[START]
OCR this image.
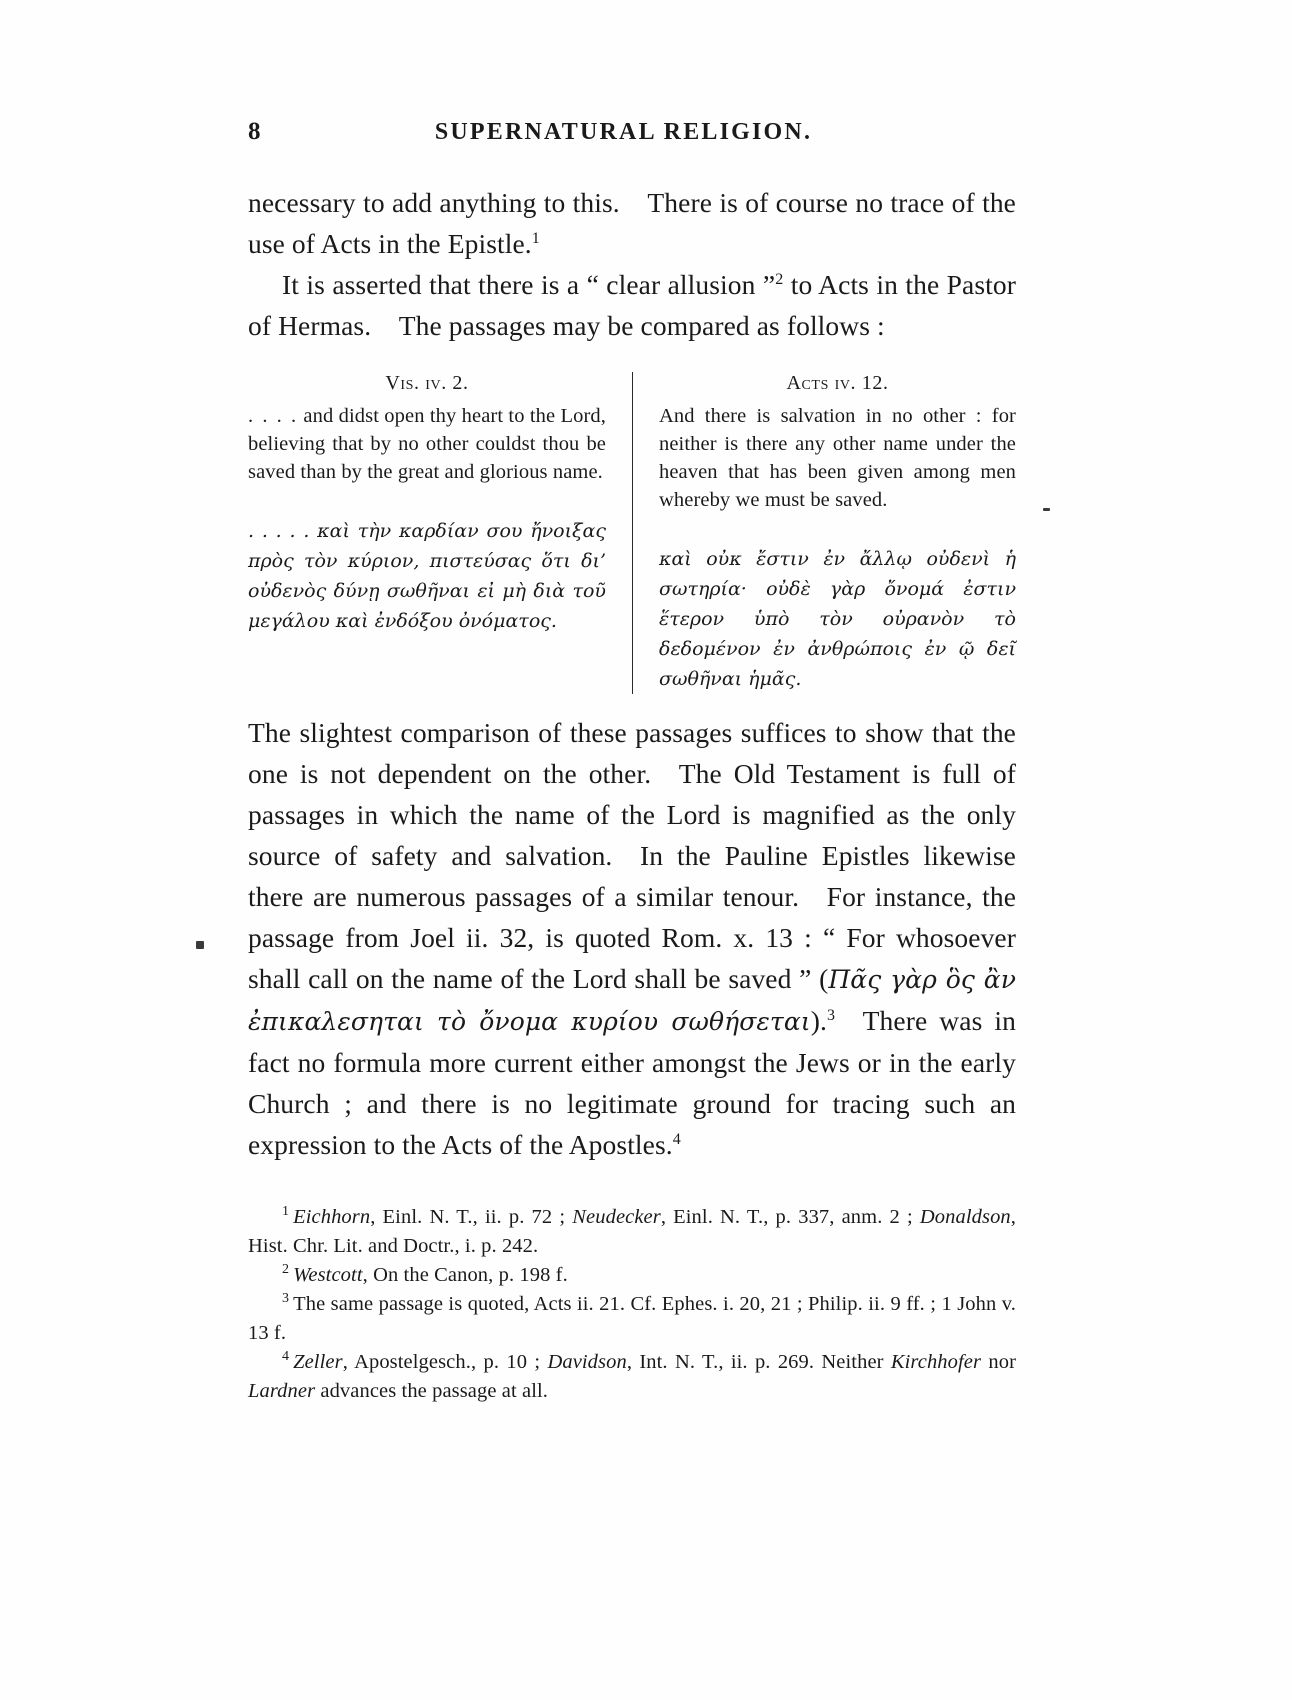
8	SUPERNATURAL RELIGION.

necessary to add anything to this. There is of course no trace of the use of Acts in the Epistle.$^1$

It is asserted that there is a “ clear allusion ”$^2$ to Acts in the Pastor of Hermas. The passages may be compared as follows :

Vis. iv. 2.
. . . . and didst open thy heart to the Lord, believing that by no other couldst thou be saved than by the great and glorious name.
. . . . . καὶ τὴν καρδίαν σου ἤνοιξας πρὸς τὸν κύριον, πιστεύσας ὅτι δι’ οὐδενὸς δύνῃ σωθῆναι εἰ μὴ διὰ τοῦ μεγάλου καὶ ἐνδόξου ὀνόματος.
Acts iv. 12.
And there is salvation in no other : for neither is there any other name under the heaven that has been given among men whereby we must be saved.
καὶ οὐκ ἔστιν ἐν ἄλλῳ οὐδενὶ ἡ σωτηρία· οὐδὲ γὰρ ὄνομά ἐστιν ἕτερον ὑπὸ τὸν οὐρανὸν τὸ δεδομένον ἐν ἀνθρώποις ἐν ῷ δεῖ σωθῆναι ἡμᾶς.

The slightest comparison of these passages suffices to show that the one is not dependent on the other. The Old Testament is full of passages in which the name of the Lord is magnified as the only source of safety and salvation. In the Pauline Epistles likewise there are numerous passages of a similar tenour. For instance, the passage from Joel ii. 32, is quoted Rom. x. 13 : “ For whosoever shall call on the name of the Lord shall be saved ” (Πᾶς γὰρ ὃς ἂν ἐπικαλεσηται τὸ ὄνομα κυρίου σωθήσεται).$^3$ There was in fact no formula more current either amongst the Jews or in the early Church ; and there is no legitimate ground for tracing such an expression to the Acts of the Apostles.$^4$

$^1$ Eichhorn, Einl. N. T., ii. p. 72 ; Neudecker, Einl. N. T., p. 337, anm. 2 ; Donaldson, Hist. Chr. Lit. and Doctr., i. p. 242.

$^2$ Westcott, On the Canon, p. 198 f.

$^3$ The same passage is quoted, Acts ii. 21. Cf. Ephes. i. 20, 21 ; Philip. ii. 9 ff. ; 1 John v. 13 f.

$^4$ Zeller, Apostelgesch., p. 10 ; Davidson, Int. N. T., ii. p. 269. Neither Kirchhofer nor Lardner advances the passage at all.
[END]
## WHAT THE TASK REQUIRES
Using the records above, output their complete text exactly, minus any images.

## WORKED SOLUTION
OCR this image.
8	SUPERNATURAL RELIGION.

necessary to add anything to this. There is of course no trace of the use of Acts in the Epistle.$^1$

It is asserted that there is a “ clear allusion ”$^2$ to Acts in the Pastor of Hermas. The passages may be compared as follows :

Vis. iv. 2.
. . . . and didst open thy heart to the Lord, believing that by no other couldst thou be saved than by the great and glorious name.
. . . . . καὶ τὴν καρδίαν σου ἤνοιξας πρὸς τὸν κύριον, πιστεύσας ὅτι δι’ οὐδενὸς δύνῃ σωθῆναι εἰ μὴ διὰ τοῦ μεγάλου καὶ ἐνδόξου ὀνόματος.
Acts iv. 12.
And there is salvation in no other : for neither is there any other name under the heaven that has been given among men whereby we must be saved.
καὶ οὐκ ἔστιν ἐν ἄλλῳ οὐδενὶ ἡ σωτηρία· οὐδὲ γὰρ ὄνομά ἐστιν ἕτερον ὑπὸ τὸν οὐρανὸν τὸ δεδομένον ἐν ἀνθρώποις ἐν ῷ δεῖ σωθῆναι ἡμᾶς.

The slightest comparison of these passages suffices to show that the one is not dependent on the other. The Old Testament is full of passages in which the name of the Lord is magnified as the only source of safety and salvation. In the Pauline Epistles likewise there are numerous passages of a similar tenour. For instance, the passage from Joel ii. 32, is quoted Rom. x. 13 : “ For whosoever shall call on the name of the Lord shall be saved ” (Πᾶς γὰρ ὃς ἂν ἐπικαλεσηται τὸ ὄνομα κυρίου σωθήσεται).$^3$ There was in fact no formula more current either amongst the Jews or in the early Church ; and there is no legitimate ground for tracing such an expression to the Acts of the Apostles.$^4$

$^1$ Eichhorn, Einl. N. T., ii. p. 72 ; Neudecker, Einl. N. T., p. 337, anm. 2 ; Donaldson, Hist. Chr. Lit. and Doctr., i. p. 242.

$^2$ Westcott, On the Canon, p. 198 f.

$^3$ The same passage is quoted, Acts ii. 21. Cf. Ephes. i. 20, 21 ; Philip. ii. 9 ff. ; 1 John v. 13 f.

$^4$ Zeller, Apostelgesch., p. 10 ; Davidson, Int. N. T., ii. p. 269. Neither Kirchhofer nor Lardner advances the passage at all.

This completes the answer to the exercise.